JOB: Edit the rows below, replacing "delete-button" with "remove-button" everywhere it appears and leaving everything else as it is.

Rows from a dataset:
* * * *
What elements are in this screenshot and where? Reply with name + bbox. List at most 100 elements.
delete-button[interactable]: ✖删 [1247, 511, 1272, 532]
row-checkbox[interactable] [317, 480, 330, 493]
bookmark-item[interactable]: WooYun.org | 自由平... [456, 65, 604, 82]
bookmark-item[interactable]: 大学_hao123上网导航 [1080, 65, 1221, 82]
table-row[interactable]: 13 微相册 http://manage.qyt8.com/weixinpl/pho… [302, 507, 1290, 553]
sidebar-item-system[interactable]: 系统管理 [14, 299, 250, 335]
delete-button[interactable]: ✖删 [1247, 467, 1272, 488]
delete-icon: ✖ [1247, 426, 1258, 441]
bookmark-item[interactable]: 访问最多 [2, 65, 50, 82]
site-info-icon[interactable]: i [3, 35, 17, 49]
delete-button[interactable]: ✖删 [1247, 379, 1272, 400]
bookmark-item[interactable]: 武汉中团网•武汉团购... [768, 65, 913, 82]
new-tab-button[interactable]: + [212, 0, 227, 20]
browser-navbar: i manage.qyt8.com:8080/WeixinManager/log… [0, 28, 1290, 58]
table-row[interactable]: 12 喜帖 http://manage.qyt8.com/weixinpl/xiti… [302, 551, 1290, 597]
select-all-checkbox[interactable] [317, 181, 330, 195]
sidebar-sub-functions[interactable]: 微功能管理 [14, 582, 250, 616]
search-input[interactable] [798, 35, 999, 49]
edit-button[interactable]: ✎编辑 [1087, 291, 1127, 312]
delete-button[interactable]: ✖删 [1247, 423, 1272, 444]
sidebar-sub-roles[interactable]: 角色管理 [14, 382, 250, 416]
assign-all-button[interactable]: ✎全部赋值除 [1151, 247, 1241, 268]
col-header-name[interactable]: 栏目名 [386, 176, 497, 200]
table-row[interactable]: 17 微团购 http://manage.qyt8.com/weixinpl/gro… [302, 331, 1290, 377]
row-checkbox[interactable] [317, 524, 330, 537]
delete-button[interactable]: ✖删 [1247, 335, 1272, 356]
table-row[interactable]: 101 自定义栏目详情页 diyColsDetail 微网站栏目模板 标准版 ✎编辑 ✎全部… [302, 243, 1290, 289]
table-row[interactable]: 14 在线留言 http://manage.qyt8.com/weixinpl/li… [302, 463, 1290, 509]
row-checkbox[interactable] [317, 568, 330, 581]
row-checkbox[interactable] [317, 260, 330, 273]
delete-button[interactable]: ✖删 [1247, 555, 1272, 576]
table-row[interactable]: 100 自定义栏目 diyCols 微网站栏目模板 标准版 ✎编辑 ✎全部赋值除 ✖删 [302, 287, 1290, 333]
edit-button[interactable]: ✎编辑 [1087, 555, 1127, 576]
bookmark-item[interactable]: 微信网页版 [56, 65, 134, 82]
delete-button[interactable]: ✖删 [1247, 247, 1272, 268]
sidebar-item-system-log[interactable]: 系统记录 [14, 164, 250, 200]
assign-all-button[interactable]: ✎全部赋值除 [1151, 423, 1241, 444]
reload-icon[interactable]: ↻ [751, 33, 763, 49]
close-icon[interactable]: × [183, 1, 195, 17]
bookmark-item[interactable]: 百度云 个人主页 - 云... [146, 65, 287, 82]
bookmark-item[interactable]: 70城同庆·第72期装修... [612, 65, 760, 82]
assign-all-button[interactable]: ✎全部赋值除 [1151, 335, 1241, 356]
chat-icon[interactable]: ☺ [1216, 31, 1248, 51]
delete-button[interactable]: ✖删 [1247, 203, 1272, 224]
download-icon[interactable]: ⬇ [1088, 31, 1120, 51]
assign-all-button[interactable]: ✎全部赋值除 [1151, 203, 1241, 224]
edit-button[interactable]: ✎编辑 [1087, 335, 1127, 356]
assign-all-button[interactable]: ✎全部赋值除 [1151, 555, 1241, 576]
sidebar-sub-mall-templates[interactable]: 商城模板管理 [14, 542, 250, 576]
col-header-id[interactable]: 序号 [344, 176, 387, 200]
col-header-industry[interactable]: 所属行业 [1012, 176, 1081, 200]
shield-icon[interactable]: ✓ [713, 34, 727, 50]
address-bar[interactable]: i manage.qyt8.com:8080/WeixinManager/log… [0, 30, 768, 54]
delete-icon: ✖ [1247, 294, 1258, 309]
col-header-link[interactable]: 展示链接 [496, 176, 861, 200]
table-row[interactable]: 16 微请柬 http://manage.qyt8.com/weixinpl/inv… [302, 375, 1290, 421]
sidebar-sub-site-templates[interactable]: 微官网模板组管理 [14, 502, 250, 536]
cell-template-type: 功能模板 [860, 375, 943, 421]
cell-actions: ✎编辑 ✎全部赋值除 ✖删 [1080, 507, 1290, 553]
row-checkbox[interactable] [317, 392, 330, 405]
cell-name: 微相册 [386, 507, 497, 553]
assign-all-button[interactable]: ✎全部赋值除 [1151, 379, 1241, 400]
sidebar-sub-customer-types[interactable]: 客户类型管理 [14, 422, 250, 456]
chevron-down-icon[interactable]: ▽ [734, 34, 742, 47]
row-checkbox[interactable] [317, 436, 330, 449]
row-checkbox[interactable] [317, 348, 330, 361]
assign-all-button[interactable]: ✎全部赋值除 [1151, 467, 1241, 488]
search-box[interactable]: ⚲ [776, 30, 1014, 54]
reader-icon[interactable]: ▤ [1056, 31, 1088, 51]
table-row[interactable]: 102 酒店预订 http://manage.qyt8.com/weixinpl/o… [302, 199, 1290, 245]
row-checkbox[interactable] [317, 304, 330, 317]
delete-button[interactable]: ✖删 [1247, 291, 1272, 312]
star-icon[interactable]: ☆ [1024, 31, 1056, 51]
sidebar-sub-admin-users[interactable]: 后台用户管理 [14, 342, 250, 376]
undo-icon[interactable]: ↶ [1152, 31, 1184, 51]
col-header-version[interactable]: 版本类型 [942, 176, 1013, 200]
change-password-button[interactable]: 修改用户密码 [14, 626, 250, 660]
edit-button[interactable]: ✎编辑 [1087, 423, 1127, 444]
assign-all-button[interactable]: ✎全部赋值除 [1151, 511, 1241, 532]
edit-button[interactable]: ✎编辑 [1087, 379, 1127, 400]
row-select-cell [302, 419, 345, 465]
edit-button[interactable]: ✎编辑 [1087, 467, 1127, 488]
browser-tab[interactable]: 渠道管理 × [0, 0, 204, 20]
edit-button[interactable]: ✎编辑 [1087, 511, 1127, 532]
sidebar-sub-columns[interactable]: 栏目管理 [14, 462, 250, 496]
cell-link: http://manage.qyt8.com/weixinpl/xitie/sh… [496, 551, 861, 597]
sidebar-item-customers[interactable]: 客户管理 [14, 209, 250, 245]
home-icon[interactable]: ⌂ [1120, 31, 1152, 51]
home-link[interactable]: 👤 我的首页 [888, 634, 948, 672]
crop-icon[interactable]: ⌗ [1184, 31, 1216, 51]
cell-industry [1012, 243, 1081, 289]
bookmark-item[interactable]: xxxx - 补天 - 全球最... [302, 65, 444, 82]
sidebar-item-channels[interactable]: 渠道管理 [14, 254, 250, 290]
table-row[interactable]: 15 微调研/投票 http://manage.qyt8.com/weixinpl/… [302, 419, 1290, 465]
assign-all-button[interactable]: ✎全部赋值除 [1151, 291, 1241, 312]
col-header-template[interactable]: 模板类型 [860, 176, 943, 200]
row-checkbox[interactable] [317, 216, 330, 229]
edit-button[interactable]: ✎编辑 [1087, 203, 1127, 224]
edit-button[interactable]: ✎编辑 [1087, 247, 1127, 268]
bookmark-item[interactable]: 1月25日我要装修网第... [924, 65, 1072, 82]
* * * *
SOLUTION TO THE EXERCISE:
What elements are in this screenshot and where? Reply with name + bbox. List at most 100 elements.
remove-button[interactable]: ✖删 [1247, 511, 1272, 532]
row-checkbox[interactable] [317, 480, 330, 493]
bookmark-item[interactable]: WooYun.org | 自由平... [456, 65, 604, 82]
bookmark-item[interactable]: 大学_hao123上网导航 [1080, 65, 1221, 82]
table-row[interactable]: 13 微相册 http://manage.qyt8.com/weixinpl/pho… [302, 507, 1290, 553]
sidebar-item-system[interactable]: 系统管理 [14, 299, 250, 335]
remove-button[interactable]: ✖删 [1247, 467, 1272, 488]
delete-icon: ✖ [1247, 426, 1258, 441]
bookmark-item[interactable]: 访问最多 [2, 65, 50, 82]
site-info-icon[interactable]: i [3, 35, 17, 49]
remove-button[interactable]: ✖删 [1247, 379, 1272, 400]
bookmark-item[interactable]: 武汉中团网•武汉团购... [768, 65, 913, 82]
new-tab-button[interactable]: + [212, 0, 227, 20]
browser-navbar: i manage.qyt8.com:8080/WeixinManager/log… [0, 28, 1290, 58]
table-row[interactable]: 12 喜帖 http://manage.qyt8.com/weixinpl/xiti… [302, 551, 1290, 597]
select-all-checkbox[interactable] [317, 181, 330, 195]
sidebar-sub-functions[interactable]: 微功能管理 [14, 582, 250, 616]
search-input[interactable] [798, 35, 999, 49]
edit-button[interactable]: ✎编辑 [1087, 291, 1127, 312]
remove-button[interactable]: ✖删 [1247, 423, 1272, 444]
sidebar-sub-roles[interactable]: 角色管理 [14, 382, 250, 416]
assign-all-button[interactable]: ✎全部赋值除 [1151, 247, 1241, 268]
col-header-name[interactable]: 栏目名 [386, 176, 497, 200]
table-row[interactable]: 17 微团购 http://manage.qyt8.com/weixinpl/gro… [302, 331, 1290, 377]
row-checkbox[interactable] [317, 524, 330, 537]
remove-button[interactable]: ✖删 [1247, 335, 1272, 356]
table-row[interactable]: 101 自定义栏目详情页 diyColsDetail 微网站栏目模板 标准版 ✎编辑 ✎全部… [302, 243, 1290, 289]
table-row[interactable]: 14 在线留言 http://manage.qyt8.com/weixinpl/li… [302, 463, 1290, 509]
row-checkbox[interactable] [317, 568, 330, 581]
row-checkbox[interactable] [317, 260, 330, 273]
remove-button[interactable]: ✖删 [1247, 555, 1272, 576]
table-row[interactable]: 100 自定义栏目 diyCols 微网站栏目模板 标准版 ✎编辑 ✎全部赋值除 ✖删 [302, 287, 1290, 333]
edit-button[interactable]: ✎编辑 [1087, 555, 1127, 576]
bookmark-item[interactable]: 微信网页版 [56, 65, 134, 82]
remove-button[interactable]: ✖删 [1247, 247, 1272, 268]
sidebar-item-system-log[interactable]: 系统记录 [14, 164, 250, 200]
assign-all-button[interactable]: ✎全部赋值除 [1151, 423, 1241, 444]
reload-icon[interactable]: ↻ [751, 33, 763, 49]
close-icon[interactable]: × [183, 1, 195, 17]
bookmark-item[interactable]: 百度云 个人主页 - 云... [146, 65, 287, 82]
bookmark-item[interactable]: 70城同庆·第72期装修... [612, 65, 760, 82]
assign-all-button[interactable]: ✎全部赋值除 [1151, 335, 1241, 356]
chat-icon[interactable]: ☺ [1216, 31, 1248, 51]
remove-button[interactable]: ✖删 [1247, 203, 1272, 224]
download-icon[interactable]: ⬇ [1088, 31, 1120, 51]
assign-all-button[interactable]: ✎全部赋值除 [1151, 203, 1241, 224]
edit-button[interactable]: ✎编辑 [1087, 335, 1127, 356]
assign-all-button[interactable]: ✎全部赋值除 [1151, 555, 1241, 576]
sidebar-sub-mall-templates[interactable]: 商城模板管理 [14, 542, 250, 576]
col-header-id[interactable]: 序号 [344, 176, 387, 200]
col-header-industry[interactable]: 所属行业 [1012, 176, 1081, 200]
shield-icon[interactable]: ✓ [713, 34, 727, 50]
address-bar[interactable]: i manage.qyt8.com:8080/WeixinManager/log… [0, 30, 768, 54]
delete-icon: ✖ [1247, 294, 1258, 309]
col-header-link[interactable]: 展示链接 [496, 176, 861, 200]
table-row[interactable]: 16 微请柬 http://manage.qyt8.com/weixinpl/inv… [302, 375, 1290, 421]
sidebar-sub-site-templates[interactable]: 微官网模板组管理 [14, 502, 250, 536]
cell-template-type: 功能模板 [860, 375, 943, 421]
cell-actions: ✎编辑 ✎全部赋值除 ✖删 [1080, 507, 1290, 553]
row-checkbox[interactable] [317, 392, 330, 405]
cell-name: 微相册 [386, 507, 497, 553]
assign-all-button[interactable]: ✎全部赋值除 [1151, 379, 1241, 400]
sidebar-sub-customer-types[interactable]: 客户类型管理 [14, 422, 250, 456]
chevron-down-icon[interactable]: ▽ [734, 34, 742, 47]
row-checkbox[interactable] [317, 436, 330, 449]
row-checkbox[interactable] [317, 348, 330, 361]
assign-all-button[interactable]: ✎全部赋值除 [1151, 467, 1241, 488]
search-box[interactable]: ⚲ [776, 30, 1014, 54]
reader-icon[interactable]: ▤ [1056, 31, 1088, 51]
table-row[interactable]: 102 酒店预订 http://manage.qyt8.com/weixinpl/o… [302, 199, 1290, 245]
row-checkbox[interactable] [317, 304, 330, 317]
remove-button[interactable]: ✖删 [1247, 291, 1272, 312]
star-icon[interactable]: ☆ [1024, 31, 1056, 51]
sidebar-sub-admin-users[interactable]: 后台用户管理 [14, 342, 250, 376]
undo-icon[interactable]: ↶ [1152, 31, 1184, 51]
col-header-version[interactable]: 版本类型 [942, 176, 1013, 200]
change-password-button[interactable]: 修改用户密码 [14, 626, 250, 660]
edit-button[interactable]: ✎编辑 [1087, 423, 1127, 444]
assign-all-button[interactable]: ✎全部赋值除 [1151, 511, 1241, 532]
edit-button[interactable]: ✎编辑 [1087, 379, 1127, 400]
row-select-cell [302, 419, 345, 465]
edit-button[interactable]: ✎编辑 [1087, 467, 1127, 488]
browser-tab[interactable]: 渠道管理 × [0, 0, 204, 20]
edit-button[interactable]: ✎编辑 [1087, 511, 1127, 532]
sidebar-sub-columns[interactable]: 栏目管理 [14, 462, 250, 496]
cell-link: http://manage.qyt8.com/weixinpl/xitie/sh… [496, 551, 861, 597]
sidebar-item-customers[interactable]: 客户管理 [14, 209, 250, 245]
home-icon[interactable]: ⌂ [1120, 31, 1152, 51]
home-link[interactable]: 👤 我的首页 [888, 634, 948, 672]
crop-icon[interactable]: ⌗ [1184, 31, 1216, 51]
cell-industry [1012, 243, 1081, 289]
bookmark-item[interactable]: xxxx - 补天 - 全球最... [302, 65, 444, 82]
sidebar-item-channels[interactable]: 渠道管理 [14, 254, 250, 290]
table-row[interactable]: 15 微调研/投票 http://manage.qyt8.com/weixinpl/… [302, 419, 1290, 465]
assign-all-button[interactable]: ✎全部赋值除 [1151, 291, 1241, 312]
col-header-template[interactable]: 模板类型 [860, 176, 943, 200]
row-checkbox[interactable] [317, 216, 330, 229]
edit-button[interactable]: ✎编辑 [1087, 203, 1127, 224]
edit-button[interactable]: ✎编辑 [1087, 247, 1127, 268]
bookmark-item[interactable]: 1月25日我要装修网第... [924, 65, 1072, 82]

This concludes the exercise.